*Work to complete*: Return every line of the data below that includes the string "стандарте".

Stored dataset items:
^^^^^^^^^^^^^^^^

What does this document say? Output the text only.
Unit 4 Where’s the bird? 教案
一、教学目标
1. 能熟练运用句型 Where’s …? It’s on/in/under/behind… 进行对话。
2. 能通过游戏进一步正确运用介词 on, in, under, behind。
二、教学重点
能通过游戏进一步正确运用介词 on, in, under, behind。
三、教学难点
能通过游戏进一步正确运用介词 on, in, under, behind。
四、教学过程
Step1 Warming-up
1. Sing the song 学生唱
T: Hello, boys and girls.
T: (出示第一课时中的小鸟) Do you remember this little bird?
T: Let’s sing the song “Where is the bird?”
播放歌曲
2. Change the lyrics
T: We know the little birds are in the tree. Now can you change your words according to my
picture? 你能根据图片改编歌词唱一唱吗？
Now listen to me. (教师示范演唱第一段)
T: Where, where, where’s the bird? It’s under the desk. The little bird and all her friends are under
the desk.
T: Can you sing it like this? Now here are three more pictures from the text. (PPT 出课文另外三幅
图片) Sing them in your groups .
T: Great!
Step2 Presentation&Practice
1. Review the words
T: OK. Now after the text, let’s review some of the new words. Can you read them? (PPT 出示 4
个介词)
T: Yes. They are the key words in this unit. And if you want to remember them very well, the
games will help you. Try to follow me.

^^^^^^^^^^^^^^^^

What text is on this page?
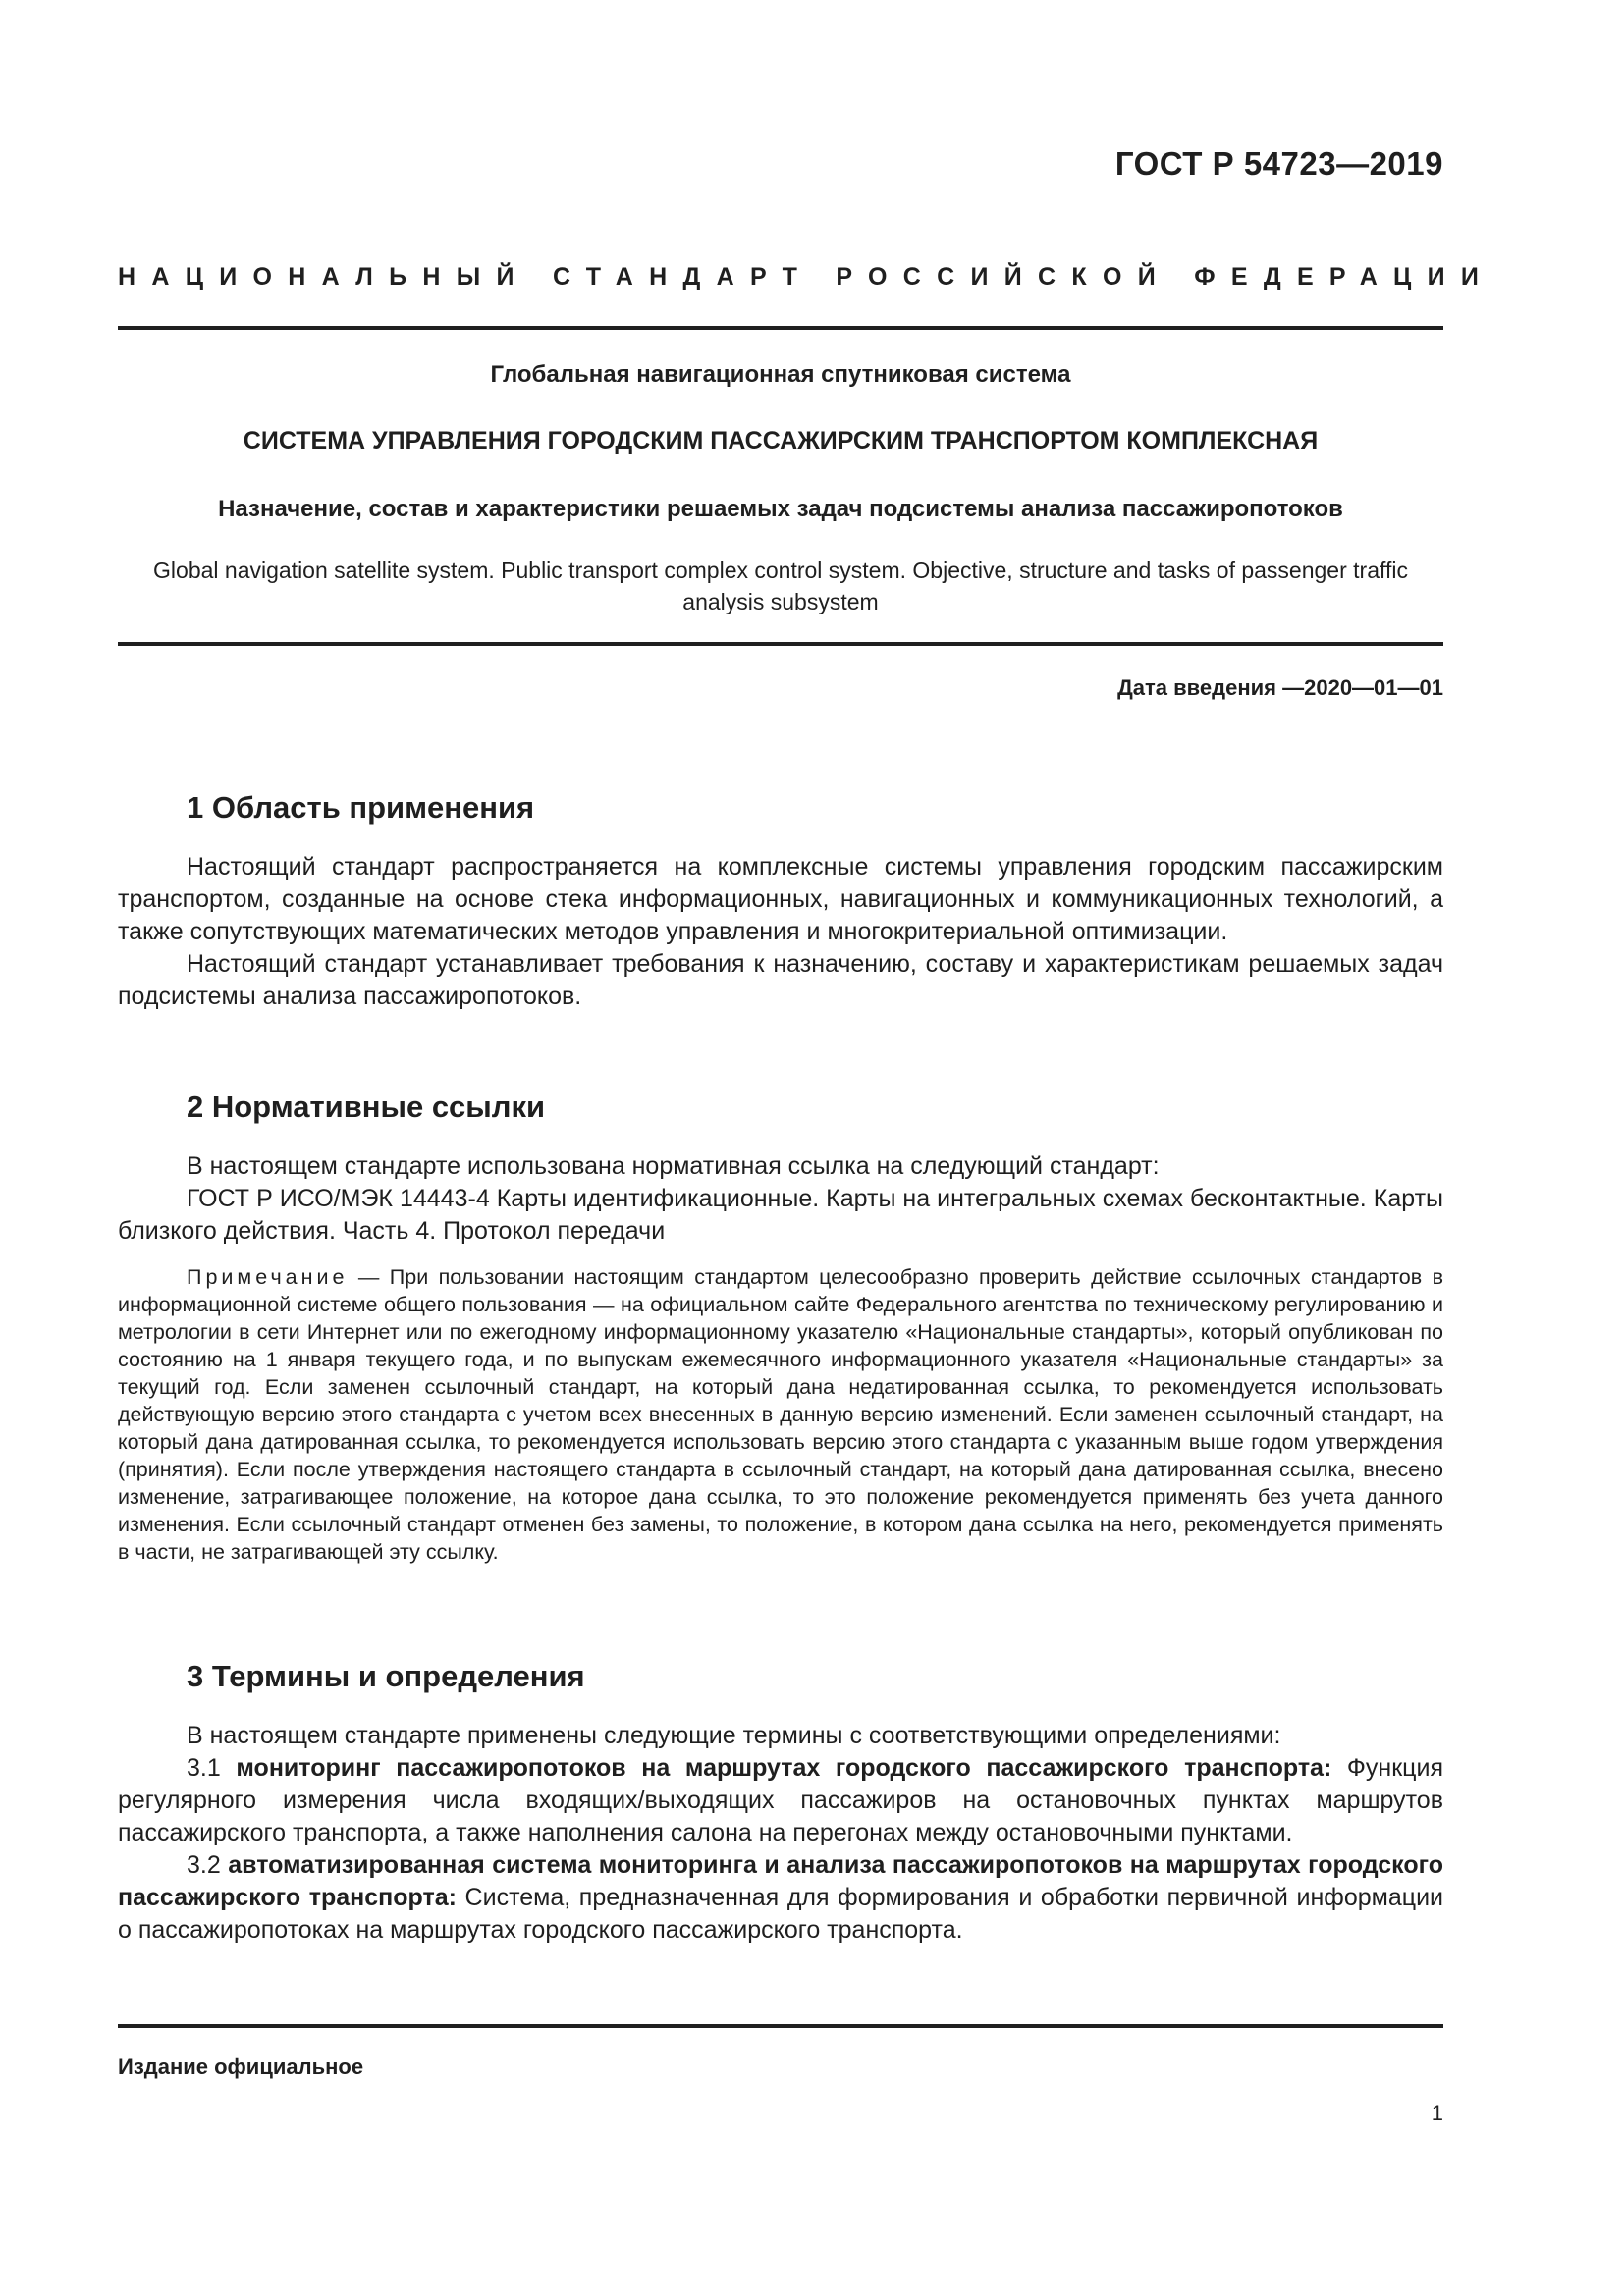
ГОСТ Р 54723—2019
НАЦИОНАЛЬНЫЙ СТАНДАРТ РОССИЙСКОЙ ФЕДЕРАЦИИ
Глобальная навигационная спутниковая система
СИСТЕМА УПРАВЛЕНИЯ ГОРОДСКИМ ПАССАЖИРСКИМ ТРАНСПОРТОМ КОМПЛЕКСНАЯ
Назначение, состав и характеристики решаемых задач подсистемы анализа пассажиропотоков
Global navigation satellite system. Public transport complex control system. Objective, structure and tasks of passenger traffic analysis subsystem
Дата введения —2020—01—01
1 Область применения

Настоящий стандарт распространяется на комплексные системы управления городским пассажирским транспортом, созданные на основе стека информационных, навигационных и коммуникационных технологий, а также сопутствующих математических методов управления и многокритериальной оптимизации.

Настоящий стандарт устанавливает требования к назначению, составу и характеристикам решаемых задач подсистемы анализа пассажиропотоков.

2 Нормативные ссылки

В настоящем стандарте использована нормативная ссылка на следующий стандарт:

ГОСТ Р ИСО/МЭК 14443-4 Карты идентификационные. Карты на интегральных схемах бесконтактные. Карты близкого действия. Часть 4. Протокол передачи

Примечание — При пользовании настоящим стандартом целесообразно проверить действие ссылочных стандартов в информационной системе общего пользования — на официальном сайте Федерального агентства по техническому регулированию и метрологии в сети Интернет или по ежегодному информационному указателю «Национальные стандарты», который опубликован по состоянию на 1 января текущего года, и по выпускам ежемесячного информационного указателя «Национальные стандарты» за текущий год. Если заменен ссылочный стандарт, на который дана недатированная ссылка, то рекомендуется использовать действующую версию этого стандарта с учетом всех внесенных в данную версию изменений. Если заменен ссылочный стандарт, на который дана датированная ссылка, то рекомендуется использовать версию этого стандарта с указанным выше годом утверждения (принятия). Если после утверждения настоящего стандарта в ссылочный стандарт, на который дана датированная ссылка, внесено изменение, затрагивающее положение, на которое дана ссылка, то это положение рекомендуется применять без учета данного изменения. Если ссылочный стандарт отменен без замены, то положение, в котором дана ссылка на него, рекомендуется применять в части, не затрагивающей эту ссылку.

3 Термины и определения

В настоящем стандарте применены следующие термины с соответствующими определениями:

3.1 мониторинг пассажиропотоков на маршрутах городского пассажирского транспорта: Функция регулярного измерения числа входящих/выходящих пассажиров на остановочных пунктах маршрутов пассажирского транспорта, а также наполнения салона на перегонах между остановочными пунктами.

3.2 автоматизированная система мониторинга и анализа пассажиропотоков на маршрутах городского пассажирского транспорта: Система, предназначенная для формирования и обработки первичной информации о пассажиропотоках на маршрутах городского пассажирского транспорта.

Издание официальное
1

^^^^^^^^^^^^^^^^

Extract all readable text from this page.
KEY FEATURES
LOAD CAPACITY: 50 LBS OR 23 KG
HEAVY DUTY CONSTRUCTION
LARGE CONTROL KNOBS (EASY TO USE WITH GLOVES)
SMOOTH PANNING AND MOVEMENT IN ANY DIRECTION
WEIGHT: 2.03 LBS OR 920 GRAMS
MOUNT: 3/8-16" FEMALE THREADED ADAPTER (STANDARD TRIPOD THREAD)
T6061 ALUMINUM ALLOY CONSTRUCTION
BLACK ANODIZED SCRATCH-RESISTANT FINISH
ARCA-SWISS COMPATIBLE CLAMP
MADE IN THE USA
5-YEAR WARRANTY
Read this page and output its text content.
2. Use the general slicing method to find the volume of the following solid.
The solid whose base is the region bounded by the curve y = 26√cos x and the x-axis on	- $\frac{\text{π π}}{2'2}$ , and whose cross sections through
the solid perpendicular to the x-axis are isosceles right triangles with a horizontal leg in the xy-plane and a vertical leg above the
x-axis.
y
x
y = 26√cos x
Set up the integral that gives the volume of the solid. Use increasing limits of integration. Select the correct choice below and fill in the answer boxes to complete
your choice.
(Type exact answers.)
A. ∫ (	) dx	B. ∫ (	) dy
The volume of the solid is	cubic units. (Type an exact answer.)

^^^^^^^^^^^^^^^^

*Solution to this exercise*:
В настоящем стандарте использована нормативная ссылка на следующий стандарт:
В настоящем стандарте применены следующие термины с соответствующими определениями:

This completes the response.